Data listing
···
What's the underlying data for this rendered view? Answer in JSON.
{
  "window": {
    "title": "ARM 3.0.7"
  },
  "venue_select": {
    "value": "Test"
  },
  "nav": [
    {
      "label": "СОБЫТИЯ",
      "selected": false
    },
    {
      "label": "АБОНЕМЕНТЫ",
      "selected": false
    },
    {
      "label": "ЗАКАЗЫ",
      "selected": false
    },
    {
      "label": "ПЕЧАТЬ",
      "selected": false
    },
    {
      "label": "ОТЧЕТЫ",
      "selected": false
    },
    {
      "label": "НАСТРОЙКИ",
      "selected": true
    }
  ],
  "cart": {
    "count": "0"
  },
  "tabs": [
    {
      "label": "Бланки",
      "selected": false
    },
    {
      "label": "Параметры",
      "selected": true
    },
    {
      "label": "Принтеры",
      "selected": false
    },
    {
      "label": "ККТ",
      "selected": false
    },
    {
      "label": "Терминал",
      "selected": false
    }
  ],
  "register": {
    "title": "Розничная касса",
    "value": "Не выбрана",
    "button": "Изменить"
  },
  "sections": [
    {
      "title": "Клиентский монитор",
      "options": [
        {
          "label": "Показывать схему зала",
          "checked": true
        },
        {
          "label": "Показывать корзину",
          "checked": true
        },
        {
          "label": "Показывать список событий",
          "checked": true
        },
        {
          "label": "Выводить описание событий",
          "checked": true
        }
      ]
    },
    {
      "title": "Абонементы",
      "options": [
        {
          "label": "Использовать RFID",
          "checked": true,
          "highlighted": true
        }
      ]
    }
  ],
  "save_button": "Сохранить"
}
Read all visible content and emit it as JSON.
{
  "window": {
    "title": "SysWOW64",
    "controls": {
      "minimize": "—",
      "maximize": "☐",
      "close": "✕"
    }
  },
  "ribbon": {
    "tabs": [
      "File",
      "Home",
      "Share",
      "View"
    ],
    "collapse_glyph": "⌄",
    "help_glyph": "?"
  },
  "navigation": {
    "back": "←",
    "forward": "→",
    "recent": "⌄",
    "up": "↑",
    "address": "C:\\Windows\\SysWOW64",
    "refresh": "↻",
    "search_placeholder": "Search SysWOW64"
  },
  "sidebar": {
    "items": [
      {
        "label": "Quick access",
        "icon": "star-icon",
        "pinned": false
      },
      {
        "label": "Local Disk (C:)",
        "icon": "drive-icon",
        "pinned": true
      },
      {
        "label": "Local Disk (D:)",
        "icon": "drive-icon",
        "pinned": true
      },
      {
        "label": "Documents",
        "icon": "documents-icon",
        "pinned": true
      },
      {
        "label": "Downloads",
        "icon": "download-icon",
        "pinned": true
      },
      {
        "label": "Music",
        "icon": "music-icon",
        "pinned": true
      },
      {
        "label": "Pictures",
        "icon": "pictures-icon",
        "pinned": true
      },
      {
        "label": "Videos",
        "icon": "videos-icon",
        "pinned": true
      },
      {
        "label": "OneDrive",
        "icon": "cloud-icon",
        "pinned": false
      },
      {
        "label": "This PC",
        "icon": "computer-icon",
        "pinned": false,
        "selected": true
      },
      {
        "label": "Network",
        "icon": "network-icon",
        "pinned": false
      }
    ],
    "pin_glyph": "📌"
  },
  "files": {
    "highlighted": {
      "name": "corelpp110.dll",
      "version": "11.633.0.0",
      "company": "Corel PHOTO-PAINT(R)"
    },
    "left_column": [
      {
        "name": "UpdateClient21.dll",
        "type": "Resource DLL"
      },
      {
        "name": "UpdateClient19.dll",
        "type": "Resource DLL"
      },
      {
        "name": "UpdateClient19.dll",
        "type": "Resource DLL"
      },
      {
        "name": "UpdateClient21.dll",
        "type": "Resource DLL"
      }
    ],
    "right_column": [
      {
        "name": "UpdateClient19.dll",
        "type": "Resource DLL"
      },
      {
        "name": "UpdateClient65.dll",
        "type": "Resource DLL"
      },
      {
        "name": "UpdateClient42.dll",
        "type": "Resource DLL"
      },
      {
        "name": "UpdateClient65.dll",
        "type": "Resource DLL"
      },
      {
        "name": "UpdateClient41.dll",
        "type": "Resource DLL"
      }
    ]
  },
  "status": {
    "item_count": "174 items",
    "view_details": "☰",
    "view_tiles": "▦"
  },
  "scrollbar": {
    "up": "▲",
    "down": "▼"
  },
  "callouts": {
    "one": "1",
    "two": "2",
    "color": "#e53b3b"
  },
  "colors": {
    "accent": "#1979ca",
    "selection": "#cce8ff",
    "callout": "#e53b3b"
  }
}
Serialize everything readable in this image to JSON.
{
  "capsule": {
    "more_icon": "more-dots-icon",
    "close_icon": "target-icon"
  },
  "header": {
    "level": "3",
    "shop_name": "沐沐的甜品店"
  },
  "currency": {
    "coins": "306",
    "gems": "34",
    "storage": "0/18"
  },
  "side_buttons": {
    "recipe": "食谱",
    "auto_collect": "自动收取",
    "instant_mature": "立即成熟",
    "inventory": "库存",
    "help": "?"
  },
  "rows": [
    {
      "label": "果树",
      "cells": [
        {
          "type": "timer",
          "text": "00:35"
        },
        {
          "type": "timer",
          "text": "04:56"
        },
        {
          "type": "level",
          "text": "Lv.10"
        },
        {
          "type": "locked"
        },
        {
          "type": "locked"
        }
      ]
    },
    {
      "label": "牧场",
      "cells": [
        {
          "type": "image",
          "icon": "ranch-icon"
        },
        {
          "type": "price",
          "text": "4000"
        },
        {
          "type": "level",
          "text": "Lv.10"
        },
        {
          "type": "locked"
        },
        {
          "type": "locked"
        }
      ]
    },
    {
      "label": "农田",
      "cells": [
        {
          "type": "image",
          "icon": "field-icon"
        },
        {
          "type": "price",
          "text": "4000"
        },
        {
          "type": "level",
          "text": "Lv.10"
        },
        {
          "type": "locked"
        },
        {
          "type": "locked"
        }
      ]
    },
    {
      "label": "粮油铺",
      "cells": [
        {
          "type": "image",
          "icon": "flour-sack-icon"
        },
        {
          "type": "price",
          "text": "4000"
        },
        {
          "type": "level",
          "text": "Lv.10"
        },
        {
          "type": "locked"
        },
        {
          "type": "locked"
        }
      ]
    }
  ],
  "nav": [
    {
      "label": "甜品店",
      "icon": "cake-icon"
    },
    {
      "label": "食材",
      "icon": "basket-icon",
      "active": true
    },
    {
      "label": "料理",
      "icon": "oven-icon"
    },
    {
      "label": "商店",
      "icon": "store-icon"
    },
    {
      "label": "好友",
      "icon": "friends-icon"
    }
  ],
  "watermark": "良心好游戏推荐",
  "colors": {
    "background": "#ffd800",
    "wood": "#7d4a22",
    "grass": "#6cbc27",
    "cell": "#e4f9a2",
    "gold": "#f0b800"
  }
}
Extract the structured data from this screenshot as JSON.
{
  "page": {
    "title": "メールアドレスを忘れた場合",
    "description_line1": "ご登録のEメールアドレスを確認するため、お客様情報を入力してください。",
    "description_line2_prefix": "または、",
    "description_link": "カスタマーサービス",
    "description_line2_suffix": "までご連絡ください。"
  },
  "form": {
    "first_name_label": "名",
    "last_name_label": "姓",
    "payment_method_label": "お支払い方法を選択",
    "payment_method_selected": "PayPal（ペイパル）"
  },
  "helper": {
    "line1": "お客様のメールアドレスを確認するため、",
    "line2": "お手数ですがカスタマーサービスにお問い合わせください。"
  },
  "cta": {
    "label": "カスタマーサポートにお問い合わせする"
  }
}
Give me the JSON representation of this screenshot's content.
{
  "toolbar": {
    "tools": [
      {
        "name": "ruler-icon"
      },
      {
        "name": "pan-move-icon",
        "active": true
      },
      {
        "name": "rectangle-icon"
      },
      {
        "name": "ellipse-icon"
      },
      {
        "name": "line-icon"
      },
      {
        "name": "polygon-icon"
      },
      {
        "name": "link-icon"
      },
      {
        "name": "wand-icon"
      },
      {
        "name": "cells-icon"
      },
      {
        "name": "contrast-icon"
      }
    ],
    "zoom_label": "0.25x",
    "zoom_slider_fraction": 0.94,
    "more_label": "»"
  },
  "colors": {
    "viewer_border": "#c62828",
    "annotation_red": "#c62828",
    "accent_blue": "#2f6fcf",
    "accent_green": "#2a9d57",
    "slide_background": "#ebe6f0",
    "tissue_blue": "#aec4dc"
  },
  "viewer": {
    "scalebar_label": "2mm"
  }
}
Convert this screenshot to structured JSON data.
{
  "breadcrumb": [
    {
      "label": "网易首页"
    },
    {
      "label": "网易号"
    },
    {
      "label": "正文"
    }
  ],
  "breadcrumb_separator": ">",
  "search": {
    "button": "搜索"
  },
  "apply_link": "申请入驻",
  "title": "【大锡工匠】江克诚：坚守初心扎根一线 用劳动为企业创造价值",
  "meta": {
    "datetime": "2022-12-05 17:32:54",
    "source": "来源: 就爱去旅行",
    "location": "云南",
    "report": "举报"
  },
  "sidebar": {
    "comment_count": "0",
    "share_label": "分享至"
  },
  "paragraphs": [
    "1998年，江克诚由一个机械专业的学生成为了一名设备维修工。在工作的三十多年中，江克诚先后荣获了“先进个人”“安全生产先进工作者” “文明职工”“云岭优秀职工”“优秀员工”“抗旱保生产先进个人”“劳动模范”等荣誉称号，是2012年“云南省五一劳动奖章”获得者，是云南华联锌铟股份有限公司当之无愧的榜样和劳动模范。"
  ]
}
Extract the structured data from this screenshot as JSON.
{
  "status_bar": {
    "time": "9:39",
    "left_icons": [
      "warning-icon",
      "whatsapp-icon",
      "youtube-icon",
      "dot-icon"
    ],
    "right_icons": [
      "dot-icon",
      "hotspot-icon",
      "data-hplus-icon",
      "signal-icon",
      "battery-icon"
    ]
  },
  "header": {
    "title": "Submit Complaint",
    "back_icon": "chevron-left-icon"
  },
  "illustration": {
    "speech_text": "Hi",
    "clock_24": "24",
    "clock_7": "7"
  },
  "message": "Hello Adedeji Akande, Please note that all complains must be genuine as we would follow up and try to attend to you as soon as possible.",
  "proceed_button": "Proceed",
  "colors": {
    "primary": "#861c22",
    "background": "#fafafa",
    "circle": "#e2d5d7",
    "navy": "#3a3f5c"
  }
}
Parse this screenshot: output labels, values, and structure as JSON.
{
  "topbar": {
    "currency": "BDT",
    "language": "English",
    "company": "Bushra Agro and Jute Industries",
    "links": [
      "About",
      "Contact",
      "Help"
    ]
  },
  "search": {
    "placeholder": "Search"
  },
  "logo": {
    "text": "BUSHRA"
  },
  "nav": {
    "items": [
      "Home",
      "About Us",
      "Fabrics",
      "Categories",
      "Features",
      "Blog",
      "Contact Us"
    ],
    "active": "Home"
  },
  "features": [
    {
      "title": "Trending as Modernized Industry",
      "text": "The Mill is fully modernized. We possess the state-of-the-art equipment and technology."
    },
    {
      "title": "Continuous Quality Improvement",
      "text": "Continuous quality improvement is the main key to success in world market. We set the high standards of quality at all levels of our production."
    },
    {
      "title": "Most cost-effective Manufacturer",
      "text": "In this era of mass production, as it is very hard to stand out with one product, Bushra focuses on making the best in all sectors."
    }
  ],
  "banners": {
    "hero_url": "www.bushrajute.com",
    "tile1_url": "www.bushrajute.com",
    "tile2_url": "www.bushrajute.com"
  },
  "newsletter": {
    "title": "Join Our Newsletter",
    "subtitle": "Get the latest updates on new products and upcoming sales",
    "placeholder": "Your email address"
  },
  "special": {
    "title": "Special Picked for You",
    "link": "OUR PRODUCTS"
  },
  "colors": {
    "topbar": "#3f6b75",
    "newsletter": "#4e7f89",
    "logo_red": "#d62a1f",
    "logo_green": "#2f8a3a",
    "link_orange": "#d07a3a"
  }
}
···
GOAL
Copy out every line of the listing that includes the string "address".

TASK RESPONSE
    "address": "C:\\Windows\\SysWOW64",
    "placeholder": "Your email address"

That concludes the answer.